Records excerpted from a collection »
================

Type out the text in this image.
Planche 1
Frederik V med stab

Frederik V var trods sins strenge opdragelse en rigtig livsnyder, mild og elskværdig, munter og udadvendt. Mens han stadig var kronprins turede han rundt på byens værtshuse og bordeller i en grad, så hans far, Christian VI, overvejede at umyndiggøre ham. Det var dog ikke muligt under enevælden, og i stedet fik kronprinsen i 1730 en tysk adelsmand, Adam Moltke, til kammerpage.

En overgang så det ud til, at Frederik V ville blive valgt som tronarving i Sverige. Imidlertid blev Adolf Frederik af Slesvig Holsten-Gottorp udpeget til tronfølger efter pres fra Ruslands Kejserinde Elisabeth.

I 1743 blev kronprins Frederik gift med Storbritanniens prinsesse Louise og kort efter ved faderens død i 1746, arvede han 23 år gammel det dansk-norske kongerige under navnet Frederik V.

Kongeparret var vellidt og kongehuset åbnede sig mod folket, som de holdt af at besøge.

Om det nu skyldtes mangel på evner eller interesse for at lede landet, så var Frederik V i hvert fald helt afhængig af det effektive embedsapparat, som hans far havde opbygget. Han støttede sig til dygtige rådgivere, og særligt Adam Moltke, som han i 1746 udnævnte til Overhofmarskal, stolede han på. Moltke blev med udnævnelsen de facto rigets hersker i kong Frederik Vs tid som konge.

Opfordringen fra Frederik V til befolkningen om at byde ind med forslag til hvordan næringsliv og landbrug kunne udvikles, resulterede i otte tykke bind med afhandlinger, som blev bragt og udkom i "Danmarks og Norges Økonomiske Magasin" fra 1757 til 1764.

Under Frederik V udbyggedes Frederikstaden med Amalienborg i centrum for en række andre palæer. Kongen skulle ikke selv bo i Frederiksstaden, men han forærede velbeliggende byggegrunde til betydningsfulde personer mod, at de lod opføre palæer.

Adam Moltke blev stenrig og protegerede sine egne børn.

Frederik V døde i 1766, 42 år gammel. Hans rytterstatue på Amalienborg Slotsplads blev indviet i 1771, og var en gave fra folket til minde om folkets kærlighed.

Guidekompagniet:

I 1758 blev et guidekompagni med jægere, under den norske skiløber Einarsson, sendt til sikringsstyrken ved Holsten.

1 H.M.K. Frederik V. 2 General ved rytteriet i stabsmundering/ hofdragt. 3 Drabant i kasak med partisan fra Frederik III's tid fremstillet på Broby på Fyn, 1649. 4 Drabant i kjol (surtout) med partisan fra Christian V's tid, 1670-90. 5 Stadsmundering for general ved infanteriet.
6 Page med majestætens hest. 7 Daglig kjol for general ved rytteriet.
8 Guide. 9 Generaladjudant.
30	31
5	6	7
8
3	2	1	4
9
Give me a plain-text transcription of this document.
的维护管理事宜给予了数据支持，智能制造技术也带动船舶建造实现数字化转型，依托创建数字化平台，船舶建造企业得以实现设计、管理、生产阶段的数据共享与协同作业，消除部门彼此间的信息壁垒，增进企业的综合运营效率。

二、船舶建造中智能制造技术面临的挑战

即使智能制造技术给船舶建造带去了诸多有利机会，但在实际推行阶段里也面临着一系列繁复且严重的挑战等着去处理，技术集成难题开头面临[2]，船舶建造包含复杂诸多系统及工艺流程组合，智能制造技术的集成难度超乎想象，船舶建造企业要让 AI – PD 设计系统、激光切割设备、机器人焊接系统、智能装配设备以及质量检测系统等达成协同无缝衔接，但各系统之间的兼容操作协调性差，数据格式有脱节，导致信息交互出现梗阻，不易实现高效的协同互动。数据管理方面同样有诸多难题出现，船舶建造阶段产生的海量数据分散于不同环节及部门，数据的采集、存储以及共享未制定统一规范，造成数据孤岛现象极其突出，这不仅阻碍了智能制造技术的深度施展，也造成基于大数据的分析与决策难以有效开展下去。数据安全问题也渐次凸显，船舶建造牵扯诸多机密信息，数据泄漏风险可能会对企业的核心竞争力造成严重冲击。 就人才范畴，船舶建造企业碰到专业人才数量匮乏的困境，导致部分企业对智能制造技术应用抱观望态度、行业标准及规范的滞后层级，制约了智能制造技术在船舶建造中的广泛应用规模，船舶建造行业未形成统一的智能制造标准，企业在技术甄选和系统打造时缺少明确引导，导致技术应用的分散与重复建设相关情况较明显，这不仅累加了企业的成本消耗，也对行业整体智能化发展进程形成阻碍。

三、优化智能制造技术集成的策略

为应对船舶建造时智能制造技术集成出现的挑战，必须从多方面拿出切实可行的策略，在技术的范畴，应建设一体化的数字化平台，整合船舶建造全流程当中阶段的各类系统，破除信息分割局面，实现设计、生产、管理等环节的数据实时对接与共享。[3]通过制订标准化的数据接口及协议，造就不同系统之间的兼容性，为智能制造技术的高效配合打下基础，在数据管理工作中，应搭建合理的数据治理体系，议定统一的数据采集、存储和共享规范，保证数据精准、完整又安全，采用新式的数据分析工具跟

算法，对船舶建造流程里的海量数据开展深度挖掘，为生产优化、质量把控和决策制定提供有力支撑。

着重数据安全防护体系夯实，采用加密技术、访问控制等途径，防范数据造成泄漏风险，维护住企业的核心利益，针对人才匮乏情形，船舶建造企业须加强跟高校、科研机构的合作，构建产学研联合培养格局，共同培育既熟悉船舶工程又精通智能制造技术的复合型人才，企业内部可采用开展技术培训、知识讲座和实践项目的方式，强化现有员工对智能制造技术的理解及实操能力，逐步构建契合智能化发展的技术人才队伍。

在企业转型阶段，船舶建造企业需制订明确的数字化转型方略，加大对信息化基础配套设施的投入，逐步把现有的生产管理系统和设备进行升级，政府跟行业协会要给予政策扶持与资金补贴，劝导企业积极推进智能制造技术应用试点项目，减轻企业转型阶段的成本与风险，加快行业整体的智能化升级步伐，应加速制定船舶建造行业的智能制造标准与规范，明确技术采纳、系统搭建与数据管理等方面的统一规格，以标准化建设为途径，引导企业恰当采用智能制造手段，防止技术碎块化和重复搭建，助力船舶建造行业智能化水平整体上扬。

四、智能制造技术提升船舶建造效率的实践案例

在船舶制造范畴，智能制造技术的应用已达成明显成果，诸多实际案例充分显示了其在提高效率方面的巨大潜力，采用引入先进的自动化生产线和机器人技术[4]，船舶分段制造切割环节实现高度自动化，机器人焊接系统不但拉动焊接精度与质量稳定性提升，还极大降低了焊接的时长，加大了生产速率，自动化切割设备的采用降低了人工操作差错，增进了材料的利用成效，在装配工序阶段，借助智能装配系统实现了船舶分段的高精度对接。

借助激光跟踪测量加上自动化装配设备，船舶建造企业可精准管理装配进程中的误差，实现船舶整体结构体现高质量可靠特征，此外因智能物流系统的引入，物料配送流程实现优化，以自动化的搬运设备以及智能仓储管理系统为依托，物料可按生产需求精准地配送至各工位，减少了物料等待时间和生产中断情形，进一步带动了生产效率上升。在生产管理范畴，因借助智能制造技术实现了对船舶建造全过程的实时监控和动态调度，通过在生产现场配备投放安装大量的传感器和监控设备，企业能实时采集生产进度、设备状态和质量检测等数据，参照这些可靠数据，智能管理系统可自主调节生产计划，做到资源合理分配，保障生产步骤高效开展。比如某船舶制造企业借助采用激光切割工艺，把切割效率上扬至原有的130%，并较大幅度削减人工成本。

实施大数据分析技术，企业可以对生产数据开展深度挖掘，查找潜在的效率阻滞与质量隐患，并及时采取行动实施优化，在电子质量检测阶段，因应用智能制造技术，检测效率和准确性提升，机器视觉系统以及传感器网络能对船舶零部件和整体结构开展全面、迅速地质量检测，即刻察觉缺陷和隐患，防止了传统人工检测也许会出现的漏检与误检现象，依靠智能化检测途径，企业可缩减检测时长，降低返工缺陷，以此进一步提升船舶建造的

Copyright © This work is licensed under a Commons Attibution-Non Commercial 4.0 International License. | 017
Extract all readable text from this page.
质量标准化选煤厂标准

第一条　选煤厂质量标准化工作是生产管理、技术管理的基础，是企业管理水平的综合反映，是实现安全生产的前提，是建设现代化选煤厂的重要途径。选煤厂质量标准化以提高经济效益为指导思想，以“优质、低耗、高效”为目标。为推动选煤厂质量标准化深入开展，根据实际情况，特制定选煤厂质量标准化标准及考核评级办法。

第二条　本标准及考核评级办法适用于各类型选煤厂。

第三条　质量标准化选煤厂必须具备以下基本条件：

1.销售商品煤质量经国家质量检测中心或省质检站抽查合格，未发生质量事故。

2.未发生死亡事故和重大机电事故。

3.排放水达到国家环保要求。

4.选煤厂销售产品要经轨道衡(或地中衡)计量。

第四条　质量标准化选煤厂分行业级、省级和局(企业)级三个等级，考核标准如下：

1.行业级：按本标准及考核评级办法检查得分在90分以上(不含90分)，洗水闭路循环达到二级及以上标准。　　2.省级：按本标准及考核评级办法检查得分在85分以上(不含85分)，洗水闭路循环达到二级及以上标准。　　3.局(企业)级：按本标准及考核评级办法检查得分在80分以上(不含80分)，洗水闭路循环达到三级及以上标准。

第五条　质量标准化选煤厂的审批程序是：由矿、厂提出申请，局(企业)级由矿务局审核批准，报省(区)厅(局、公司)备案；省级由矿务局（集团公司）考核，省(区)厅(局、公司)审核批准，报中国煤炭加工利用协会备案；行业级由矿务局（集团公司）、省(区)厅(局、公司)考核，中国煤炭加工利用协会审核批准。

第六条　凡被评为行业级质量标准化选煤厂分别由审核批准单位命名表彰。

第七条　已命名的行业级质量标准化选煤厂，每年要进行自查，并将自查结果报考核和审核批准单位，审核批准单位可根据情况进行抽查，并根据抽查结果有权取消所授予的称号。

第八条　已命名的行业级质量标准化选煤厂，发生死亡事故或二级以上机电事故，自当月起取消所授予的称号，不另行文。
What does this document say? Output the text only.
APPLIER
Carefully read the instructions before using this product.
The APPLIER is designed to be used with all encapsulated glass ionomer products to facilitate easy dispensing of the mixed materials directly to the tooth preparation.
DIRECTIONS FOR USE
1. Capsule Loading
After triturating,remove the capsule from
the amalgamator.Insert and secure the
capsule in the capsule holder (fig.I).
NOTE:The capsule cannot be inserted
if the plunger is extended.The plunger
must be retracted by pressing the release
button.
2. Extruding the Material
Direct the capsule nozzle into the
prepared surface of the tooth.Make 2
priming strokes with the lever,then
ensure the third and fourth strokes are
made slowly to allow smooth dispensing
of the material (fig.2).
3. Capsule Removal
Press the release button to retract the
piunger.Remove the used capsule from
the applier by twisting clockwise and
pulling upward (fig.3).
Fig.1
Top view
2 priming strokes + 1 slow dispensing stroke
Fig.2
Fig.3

================

Exercise goal » Lines that hold "tooth" are the ones to copy; find all of them.

Answer for this exercise »
The APPLIER is designed to be used with all encapsulated glass ionomer products to facilitate easy dispensing of the mixed materials directly to the tooth preparation.
prepared surface of the tooth.Make 2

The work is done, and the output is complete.